_Problem 1_
Reproduce the listing line for line, beginning with its first line and going on through the line that contains "volume-bar <box>650 494 658 497</box>", with both of those lines included.

BEGIN Passage given

# Do the multicore Nehalems and Westmeres really perform?



## MacDoc (Nov 3, 2001)

You betcha - real world.

Long time client floated in this am with an ailing 2.8 8 core XX)- long an industry standard.

We did an AE ( Adobe After Effects ) render - all 16 cores going wide open and *what took 10.14 min on his 2.8 8 core took 2.33 minute on a 2.26 Nehalem*....AND he gets the 100% write off from the gov.

Not often we get to see a real life situation comparing two machines - we had just moved his drives over and AE stores the render time.

4870 video card, 24 gigs of RAM , 8 core Nehalem ( 16 processing threads) = - pretty damn fine performance










Apple IS delivering on the performance front....enough ram is critical tho and the apps will only get better.

400% gain and 100% write off......think it about it people.....2 weeks left.


----------



## screature (May 14, 2007)

Thanks for posting this MacDoc... Do you have any real world tests for less intensive applications like say for Photoshop and filter rendering times?


----------



## MacDoc (Nov 3, 2001)

Photoshop we feel the quads with 12 gigs and high clock are the winners...
2.66, 2.8 , 2.93 and 3.33 are superb for PS.

Drive speed tho is a factor.

Client had a 2.26 8 core ( 16 processing threads as above ) with 8 gigs and a standard drive array.

Moved him to 24gigs and a pair of Velociraptors....
Response

_
Hi, David!

The increased speed is very apparent now that I am in my home stall. Thank you for your wisdom & alacrity.
_

so - these big guns will not perform with out getting all the factors in place.
He does large file retouching.

After seeing the results for the two clients we think we are going to try and get clients to assess on their own work where possible.

END Passage given
BEGIN Recorded data

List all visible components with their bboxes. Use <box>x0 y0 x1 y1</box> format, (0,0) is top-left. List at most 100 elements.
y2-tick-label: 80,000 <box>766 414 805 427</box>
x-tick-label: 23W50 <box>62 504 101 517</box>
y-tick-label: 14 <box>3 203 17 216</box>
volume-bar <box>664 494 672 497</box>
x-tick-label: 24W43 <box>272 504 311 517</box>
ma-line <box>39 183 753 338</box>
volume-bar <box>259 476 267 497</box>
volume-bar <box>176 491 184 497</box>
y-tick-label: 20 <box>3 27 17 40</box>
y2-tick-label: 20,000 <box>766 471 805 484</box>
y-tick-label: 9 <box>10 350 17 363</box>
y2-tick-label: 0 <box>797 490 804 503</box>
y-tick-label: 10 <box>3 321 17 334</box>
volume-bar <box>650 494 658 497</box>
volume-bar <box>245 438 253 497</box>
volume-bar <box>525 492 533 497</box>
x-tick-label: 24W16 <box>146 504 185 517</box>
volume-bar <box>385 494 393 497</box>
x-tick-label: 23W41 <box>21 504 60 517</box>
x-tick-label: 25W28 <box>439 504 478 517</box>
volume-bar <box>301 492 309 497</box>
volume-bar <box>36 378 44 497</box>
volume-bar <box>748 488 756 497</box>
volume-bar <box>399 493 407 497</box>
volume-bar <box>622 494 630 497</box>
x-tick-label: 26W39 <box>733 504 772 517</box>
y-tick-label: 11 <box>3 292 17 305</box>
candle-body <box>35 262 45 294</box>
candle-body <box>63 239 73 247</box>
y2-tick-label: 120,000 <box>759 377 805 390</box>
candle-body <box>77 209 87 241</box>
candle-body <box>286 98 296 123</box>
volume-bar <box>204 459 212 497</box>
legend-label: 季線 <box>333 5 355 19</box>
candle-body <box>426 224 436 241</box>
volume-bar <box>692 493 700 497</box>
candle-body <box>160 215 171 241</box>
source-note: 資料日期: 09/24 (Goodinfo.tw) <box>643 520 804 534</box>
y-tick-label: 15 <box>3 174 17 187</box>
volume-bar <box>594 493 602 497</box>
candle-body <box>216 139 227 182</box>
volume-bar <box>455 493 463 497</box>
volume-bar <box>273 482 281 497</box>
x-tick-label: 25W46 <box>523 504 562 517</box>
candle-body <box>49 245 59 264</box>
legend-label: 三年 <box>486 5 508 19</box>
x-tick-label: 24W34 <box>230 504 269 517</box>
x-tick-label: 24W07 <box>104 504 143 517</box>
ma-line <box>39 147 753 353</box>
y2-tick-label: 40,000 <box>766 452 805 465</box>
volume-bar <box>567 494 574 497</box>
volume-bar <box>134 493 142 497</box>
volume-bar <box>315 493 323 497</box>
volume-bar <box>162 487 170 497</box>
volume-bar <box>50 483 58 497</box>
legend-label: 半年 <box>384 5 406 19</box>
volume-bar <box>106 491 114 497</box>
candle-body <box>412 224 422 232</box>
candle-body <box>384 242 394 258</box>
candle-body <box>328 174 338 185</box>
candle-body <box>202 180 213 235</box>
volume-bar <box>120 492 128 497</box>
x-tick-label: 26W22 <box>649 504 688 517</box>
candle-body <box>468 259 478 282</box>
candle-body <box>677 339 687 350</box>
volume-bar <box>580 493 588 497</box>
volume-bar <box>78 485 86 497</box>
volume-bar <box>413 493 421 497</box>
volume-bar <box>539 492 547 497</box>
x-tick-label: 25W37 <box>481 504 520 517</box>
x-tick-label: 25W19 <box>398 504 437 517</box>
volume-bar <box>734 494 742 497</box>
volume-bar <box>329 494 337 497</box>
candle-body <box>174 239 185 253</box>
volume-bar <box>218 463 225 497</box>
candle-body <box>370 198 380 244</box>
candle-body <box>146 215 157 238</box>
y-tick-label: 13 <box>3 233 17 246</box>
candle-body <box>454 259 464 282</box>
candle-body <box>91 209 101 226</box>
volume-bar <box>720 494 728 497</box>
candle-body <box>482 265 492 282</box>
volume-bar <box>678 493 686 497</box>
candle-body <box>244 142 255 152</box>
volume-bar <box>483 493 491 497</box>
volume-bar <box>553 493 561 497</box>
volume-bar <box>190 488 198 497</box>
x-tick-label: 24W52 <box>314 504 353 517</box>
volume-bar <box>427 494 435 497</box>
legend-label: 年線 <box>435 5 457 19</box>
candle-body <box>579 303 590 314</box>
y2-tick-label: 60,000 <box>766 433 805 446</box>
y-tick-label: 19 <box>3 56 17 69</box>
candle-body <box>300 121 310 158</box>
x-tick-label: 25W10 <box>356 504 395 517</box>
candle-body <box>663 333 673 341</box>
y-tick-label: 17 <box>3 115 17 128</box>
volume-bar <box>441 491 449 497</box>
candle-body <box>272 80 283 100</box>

END Recorded data

_Problem 2_
Pick up the forum thread on multicore Nehalem and Westmere performance right after its last sentence and continue it.

_Expected output 1_
List all visible components with their bboxes. Use <box>x0 y0 x1 y1</box> format, (0,0) is top-left. List at most 100 elements.
y2-tick-label: 80,000 <box>766 414 805 427</box>
x-tick-label: 23W50 <box>62 504 101 517</box>
y-tick-label: 14 <box>3 203 17 216</box>
volume-bar <box>664 494 672 497</box>
x-tick-label: 24W43 <box>272 504 311 517</box>
ma-line <box>39 183 753 338</box>
volume-bar <box>259 476 267 497</box>
volume-bar <box>176 491 184 497</box>
y-tick-label: 20 <box>3 27 17 40</box>
y2-tick-label: 20,000 <box>766 471 805 484</box>
y-tick-label: 9 <box>10 350 17 363</box>
y2-tick-label: 0 <box>797 490 804 503</box>
y-tick-label: 10 <box>3 321 17 334</box>
volume-bar <box>650 494 658 497</box>

_Expected output 2_
----------



## screature (May 14, 2007)

^^^ Ok Doc, good to know, thanks...


----------



## Guest (Dec 18, 2010)

Ram is super important for this. Having just done the same thing I can say that 24G of ram or more is essential if you are doing AE renders especially. With less than 24G there were massive bottlenecks performance wise, but once I upgraded it was much better.


----------



## Guest (Dec 18, 2010)

How much ram did his previous 8 core have Macdoc? I saw a performance increase but not that significant and not until I had 24G of ram. My drives aren't quite as fast but more than fast enough (RAID1 sat a drives, about 180MB/Sec write speed).


----------



## MacDoc (Nov 3, 2001)

He had 16 in the 8 core and just a pair of standard drives in an array
I was pretty shocked at 4 times on the same drives
The other difference was a 3870 versus a 4870.

Clear enough RAM and that triple channel bandwidth really helps AE feed the processors.


----------



## MacDoc (Nov 3, 2001)

Lot of people are giving up waiting and one high end client snagged a 12 core on a deal and borrowed our fav 3.33 6 core ( 12 processing threads ) with 24 gigs of RAM

His comments on the 3.33 over the 2.8 8 core 3,1 he had.....




> hi david
> 
> been doing my research today and this is what ive discovered
> 
> ...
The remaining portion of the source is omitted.